▶ What is needed: Find each line in the material below that contains the string "axis" and copy those lines in full.

Labeled box records
-=-=-=-=-
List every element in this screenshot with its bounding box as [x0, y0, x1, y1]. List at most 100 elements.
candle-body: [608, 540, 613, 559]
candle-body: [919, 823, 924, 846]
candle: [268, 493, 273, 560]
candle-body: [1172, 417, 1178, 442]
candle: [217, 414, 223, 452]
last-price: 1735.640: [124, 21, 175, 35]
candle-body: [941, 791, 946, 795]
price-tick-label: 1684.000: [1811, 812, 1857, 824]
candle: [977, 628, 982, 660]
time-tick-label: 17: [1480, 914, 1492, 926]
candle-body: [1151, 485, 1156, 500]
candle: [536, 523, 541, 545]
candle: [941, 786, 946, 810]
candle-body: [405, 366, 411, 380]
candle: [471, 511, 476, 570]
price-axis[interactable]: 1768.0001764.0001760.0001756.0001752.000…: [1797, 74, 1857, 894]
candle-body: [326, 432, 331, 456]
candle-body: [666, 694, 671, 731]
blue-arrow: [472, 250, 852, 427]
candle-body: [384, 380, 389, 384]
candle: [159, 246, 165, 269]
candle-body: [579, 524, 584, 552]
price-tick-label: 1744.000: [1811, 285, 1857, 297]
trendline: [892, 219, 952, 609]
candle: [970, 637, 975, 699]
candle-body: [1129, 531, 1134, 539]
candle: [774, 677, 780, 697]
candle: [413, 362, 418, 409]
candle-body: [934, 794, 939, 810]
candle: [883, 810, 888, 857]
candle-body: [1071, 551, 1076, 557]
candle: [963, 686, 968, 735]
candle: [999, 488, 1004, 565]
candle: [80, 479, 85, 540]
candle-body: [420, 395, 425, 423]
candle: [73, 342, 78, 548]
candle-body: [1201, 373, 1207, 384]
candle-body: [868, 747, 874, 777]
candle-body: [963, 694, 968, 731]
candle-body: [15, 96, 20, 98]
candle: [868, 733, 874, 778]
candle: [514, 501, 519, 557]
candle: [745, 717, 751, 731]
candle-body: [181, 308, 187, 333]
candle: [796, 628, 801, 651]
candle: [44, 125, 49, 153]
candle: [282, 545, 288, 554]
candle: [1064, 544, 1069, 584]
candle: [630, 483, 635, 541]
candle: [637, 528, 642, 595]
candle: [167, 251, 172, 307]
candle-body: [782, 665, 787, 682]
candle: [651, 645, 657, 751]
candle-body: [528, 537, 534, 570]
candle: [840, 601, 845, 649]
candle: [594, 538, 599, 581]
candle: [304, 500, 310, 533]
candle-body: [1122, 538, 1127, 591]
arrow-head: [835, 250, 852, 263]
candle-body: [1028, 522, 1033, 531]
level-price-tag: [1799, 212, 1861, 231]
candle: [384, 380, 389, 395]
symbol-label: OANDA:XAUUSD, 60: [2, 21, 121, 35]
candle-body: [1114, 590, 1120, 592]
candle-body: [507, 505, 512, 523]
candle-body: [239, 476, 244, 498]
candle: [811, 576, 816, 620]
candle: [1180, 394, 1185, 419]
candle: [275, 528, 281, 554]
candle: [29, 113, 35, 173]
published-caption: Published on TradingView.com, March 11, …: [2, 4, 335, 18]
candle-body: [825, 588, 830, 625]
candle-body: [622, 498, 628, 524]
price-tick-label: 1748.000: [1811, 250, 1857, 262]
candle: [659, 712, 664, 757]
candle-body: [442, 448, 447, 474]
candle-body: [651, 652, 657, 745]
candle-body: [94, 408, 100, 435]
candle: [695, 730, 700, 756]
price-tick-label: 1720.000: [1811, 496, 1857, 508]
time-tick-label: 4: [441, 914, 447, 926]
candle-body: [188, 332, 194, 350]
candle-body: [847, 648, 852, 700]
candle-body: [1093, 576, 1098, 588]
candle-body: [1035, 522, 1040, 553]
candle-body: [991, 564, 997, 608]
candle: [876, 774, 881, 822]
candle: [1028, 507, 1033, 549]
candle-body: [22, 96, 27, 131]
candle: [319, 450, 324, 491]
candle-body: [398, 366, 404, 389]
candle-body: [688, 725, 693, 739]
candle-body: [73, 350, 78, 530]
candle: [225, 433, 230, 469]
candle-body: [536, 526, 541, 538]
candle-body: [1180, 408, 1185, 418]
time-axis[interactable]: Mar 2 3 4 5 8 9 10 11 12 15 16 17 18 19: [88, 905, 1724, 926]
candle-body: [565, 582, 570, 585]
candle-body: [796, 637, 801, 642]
-=-=-=-=-
▶ Exercise result:
price-axis[interactable]: 1768.0001764.0001760.0001756.0001752.000…: [1797, 74, 1857, 894]
time-axis[interactable]: Mar 2 3 4 5 8 9 10 11 12 15 16 17 18 19: [88, 905, 1724, 926]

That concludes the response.